THE SMART WAY TO LOOK AT HOME IMPROVEMENTS
By Rich Legg
www.UtahRealtor.info
What
home improvements really pay off when the time comes to sell your house?
That’s
an important question for any homeowner contemplating moving or
remodeling. And the only possible answer
is a somewhat complicated one.
That
answer starts with the fact that really major improvements – room additions,
total replacements of kitchens and baths, etc., -- rarely pay off fully in the
near term. It ends with the fact that
small and relatively inexpensive changes can pay off in a big way in making
your home attractive to buyers if your decision is to move now.
It’s a simple fact, consistently confirmed
across America over a very long period of time, that even the most appropriate
major improvements are unlikely to return their full cost if a house is sold
within two or three years.
Does that mean that major home improvements
are always a bad idea? Absolutely
not. It does mean, though, that if your
present house falls seriously short of meeting your family’s needs you need to
think twice – and think carefully – before deciding to undertake a major
renovation. Viewed strictly in investment
terms, major improvements rarely make as much sense as selling your present
home and buying one that’s carefully selected to provide you with what you
want.
Even
if you have a special and strong attachment to the house you’re in and feel
certain that you could be happy in it for a long time if only it had more
bedrooms and baths, for example, there are a few basic rules that you ought to
keep in mind.
Probably the most basic rule of all, in this
regard, is the one that says you should never –unless you absolutely don’t care
at all about eventual resale value – improve a house to the point where its
desired sales price would be more than 20 percent higher than the most
expensive of the other houses in the immediate neighborhood.

- Items
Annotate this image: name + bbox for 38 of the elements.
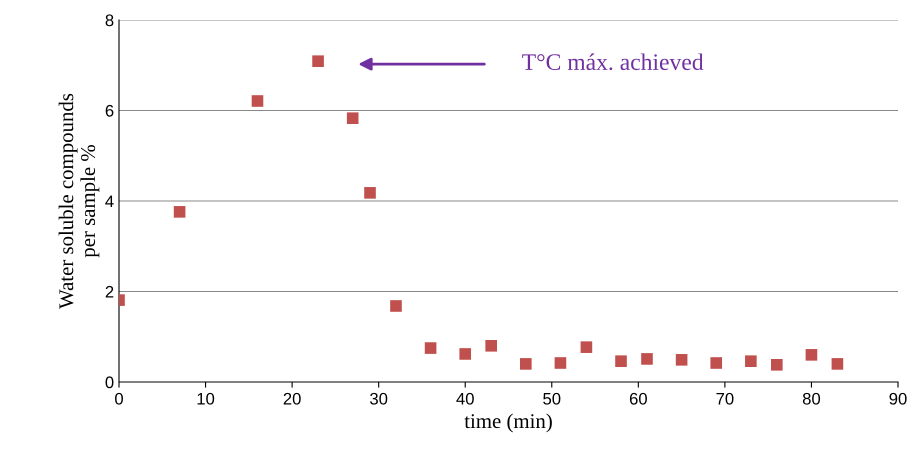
x-tick-label: 30 [370, 392, 388, 405]
x-axis-title: time (min) [464, 414, 552, 432]
x-tick-label: 10 [198, 392, 214, 405]
point [710, 357, 722, 369]
point [676, 354, 688, 366]
y-tick-label: 2 [106, 286, 114, 298]
x-tick-label: 50 [543, 392, 560, 405]
point [771, 358, 783, 371]
point [390, 300, 402, 312]
point [520, 358, 532, 370]
point [745, 355, 757, 367]
point [485, 340, 497, 352]
annotation: T°C máx. achieved [522, 53, 704, 70]
point [580, 341, 592, 353]
point [174, 206, 186, 218]
x-tick-label: 20 [284, 392, 301, 405]
x-tick-label: 0 [115, 392, 123, 405]
x-tick-label: 90 [890, 392, 907, 405]
point [832, 358, 844, 370]
x-tick-label: 80 [802, 392, 820, 405]
x-tick-label: 70 [716, 392, 734, 405]
x-tick-label: 60 [630, 392, 647, 405]
y-tick-label: 8 [106, 14, 114, 26]
point [252, 95, 264, 107]
point [615, 355, 627, 367]
point [346, 112, 359, 124]
point [459, 348, 472, 360]
point [312, 55, 324, 67]
point [424, 342, 436, 354]
x-tick-label: 40 [456, 392, 474, 405]
y-axis-title: Water soluble compounds per sample % [58, 94, 100, 309]
point [806, 349, 818, 361]
point [554, 357, 566, 369]
point [364, 187, 376, 199]
y-tick-label: 6 [106, 104, 114, 117]
point [641, 353, 653, 365]
y-tick-label: 0 [106, 376, 114, 388]
y-tick-label: 4 [105, 196, 114, 208]
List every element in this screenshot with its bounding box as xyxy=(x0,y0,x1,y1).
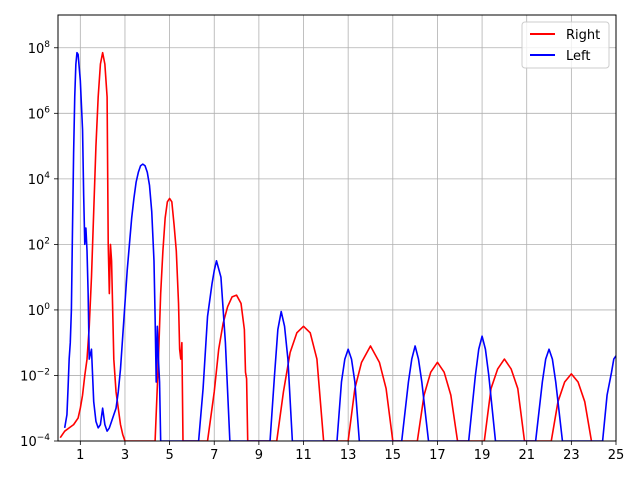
x-tick-label: 21 xyxy=(518,448,535,463)
y-tick-base: 10 xyxy=(28,304,45,319)
y-tick-exponent: −4 xyxy=(37,433,51,443)
y-tick-exponent: 6 xyxy=(44,105,50,115)
y-tick-base: 10 xyxy=(28,42,45,57)
x-tick-label: 11 xyxy=(295,448,312,463)
x-tick-label: 19 xyxy=(474,448,491,463)
y-tick-exponent: −2 xyxy=(37,367,50,377)
y-tick-label: 106 xyxy=(28,105,51,122)
x-tick-label: 3 xyxy=(121,448,129,463)
y-tick-label: 104 xyxy=(28,171,51,188)
x-tick-label: 7 xyxy=(210,448,218,463)
legend-label-left: Left xyxy=(566,49,590,64)
x-tick-label: 5 xyxy=(165,448,173,463)
y-tick-base: 10 xyxy=(20,369,37,384)
y-tick-base: 10 xyxy=(28,238,45,253)
x-tick-label: 1 xyxy=(76,448,84,463)
y-tick-base: 10 xyxy=(20,435,37,450)
y-tick-exponent: 0 xyxy=(44,302,50,312)
x-tick-label: 9 xyxy=(255,448,263,463)
y-tick-label: 108 xyxy=(28,40,51,57)
x-tick-label: 17 xyxy=(429,448,446,463)
y-tick-exponent: 8 xyxy=(44,40,50,50)
series-line-right xyxy=(59,51,593,441)
x-axis: 1 3 5 7 9 11 13 15 17 19 21 23 25 xyxy=(76,441,624,463)
y-tick-label: 10−4 xyxy=(20,433,50,450)
y-tick-base: 10 xyxy=(28,173,45,188)
y-tick-base: 10 xyxy=(28,107,45,122)
legend: Right Left xyxy=(521,21,610,69)
x-tick-label: 15 xyxy=(385,448,402,463)
y-tick-exponent: 2 xyxy=(44,236,50,246)
series-line-left xyxy=(63,51,616,441)
y-tick-label: 102 xyxy=(28,236,50,253)
x-tick-label: 25 xyxy=(608,448,625,463)
x-tick-label: 13 xyxy=(340,448,357,463)
y-tick-label: 100 xyxy=(28,302,51,319)
x-tick-label: 23 xyxy=(563,448,580,463)
plot-frame xyxy=(57,14,617,442)
y-tick-label: 10−2 xyxy=(20,367,50,384)
series-layer xyxy=(59,51,616,441)
y-tick-exponent: 4 xyxy=(44,171,50,181)
legend-label-right: Right xyxy=(566,28,600,43)
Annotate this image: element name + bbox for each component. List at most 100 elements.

- What is asked
**a)** In the home improvements article, give the passage again starting at "Probably the most" and ending at "the immediate neighborhood.", replacing "neighborhood" with "subdivision".
**b)** In the listing, turn the lines starting at the one containing "x-tick-label: 21 xyxy=(518,448,535,463)" and ending at the one containing "x-tick-label: 3 xyxy=(121,448,129,463)" into a numbered list, leaving out blank lines.
The home improvements article and the listing are unrelated to each other.

- Results of the tasks
**a)**
Probably the most basic rule of all, in this
regard, is the one that says you should never –unless you absolutely don’t care
at all about eventual resale value – improve a house to the point where its
desired sales price would be more than 20 percent higher than the most
expensive of the other houses in the immediate subdivision.

**b)**
1. x-tick-label: 21 xyxy=(518,448,535,463)
2. y-tick-base: 10 xyxy=(28,304,45,319)
3. y-tick-exponent: −4 xyxy=(37,433,51,443)
4. y-tick-exponent: 6 xyxy=(44,105,50,115)
5. y-tick-base: 10 xyxy=(28,42,45,57)
6. x-tick-label: 11 xyxy=(295,448,312,463)
7. x-tick-label: 19 xyxy=(474,448,491,463)
8. y-tick-exponent: −2 xyxy=(37,367,50,377)
9. y-tick-label: 106 xyxy=(28,105,51,122)
10. x-tick-label: 3 xyxy=(121,448,129,463)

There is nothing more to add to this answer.